* start DATA PROVIDED *

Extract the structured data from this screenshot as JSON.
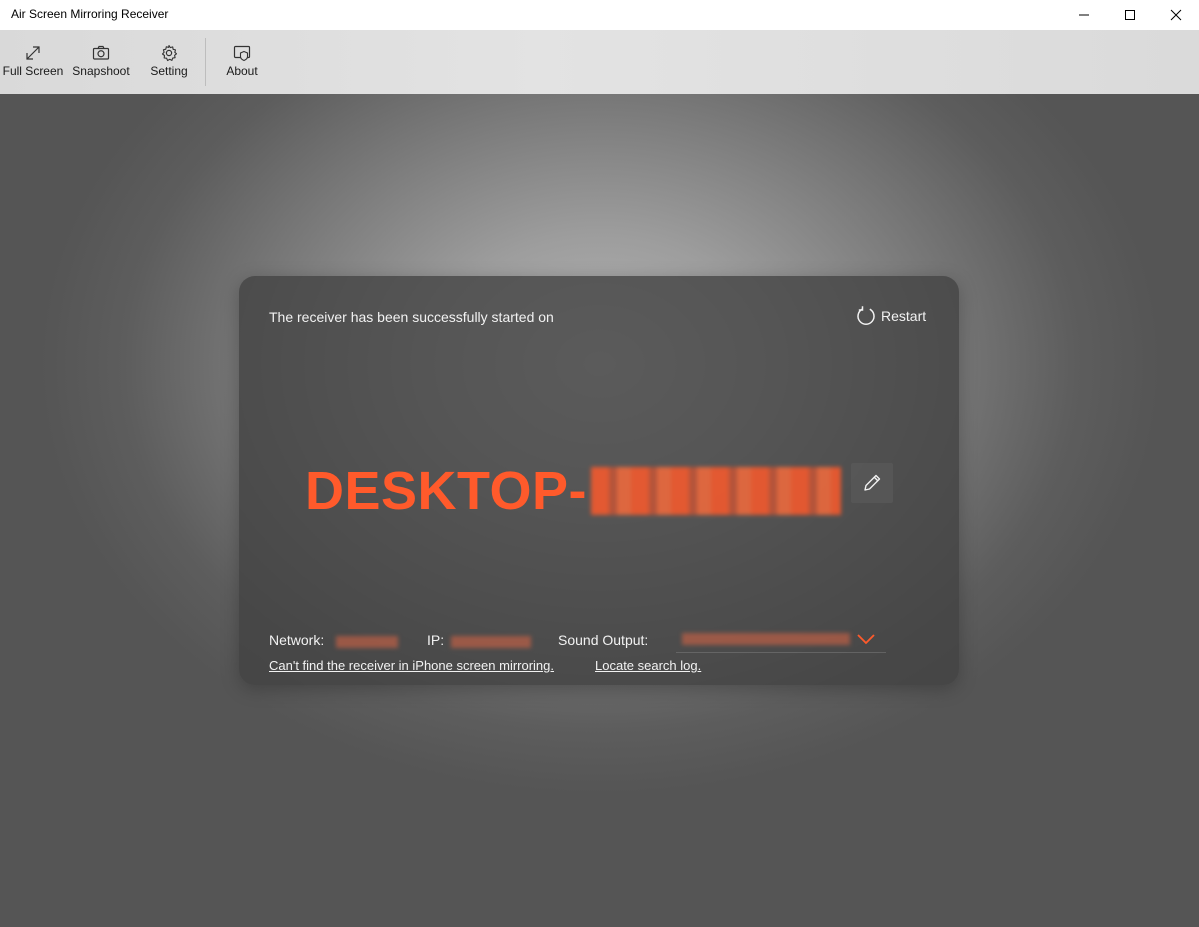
{
  "window": {
    "title": "Air Screen Mirroring Receiver",
    "controls": [
      "minimize",
      "maximize",
      "close"
    ]
  },
  "toolbar": {
    "items": [
      {
        "label": "Full Screen",
        "icon": "expand-icon"
      },
      {
        "label": "Snapshoot",
        "icon": "camera-icon"
      },
      {
        "label": "Setting",
        "icon": "gear-icon"
      },
      {
        "label": "About",
        "icon": "about-icon"
      }
    ]
  },
  "card": {
    "status_text": "The receiver has been successfully started on",
    "restart_label": "Restart",
    "device_name_prefix": "DESKTOP-",
    "device_name_suffix_redacted": true,
    "network_label": "Network:",
    "ip_label": "IP:",
    "sound_output_label": "Sound Output:",
    "help_link": "Can't find the receiver in iPhone screen mirroring.",
    "log_link": "Locate search log.",
    "accent_color": "#ff5a2b"
  }
}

* end DATA PROVIDED *

All of the entries above should be copied exactly, except for the pictures.

ANSWER:
Extract the structured data from this screenshot as JSON.
{
  "window": {
    "title": "Air Screen Mirroring Receiver",
    "controls": [
      "minimize",
      "maximize",
      "close"
    ]
  },
  "toolbar": {
    "items": [
      {
        "label": "Full Screen",
        "icon": "expand-icon"
      },
      {
        "label": "Snapshoot",
        "icon": "camera-icon"
      },
      {
        "label": "Setting",
        "icon": "gear-icon"
      },
      {
        "label": "About",
        "icon": "about-icon"
      }
    ]
  },
  "card": {
    "status_text": "The receiver has been successfully started on",
    "restart_label": "Restart",
    "device_name_prefix": "DESKTOP-",
    "device_name_suffix_redacted": true,
    "network_label": "Network:",
    "ip_label": "IP:",
    "sound_output_label": "Sound Output:",
    "help_link": "Can't find the receiver in iPhone screen mirroring.",
    "log_link": "Locate search log.",
    "accent_color": "#ff5a2b"
  }
}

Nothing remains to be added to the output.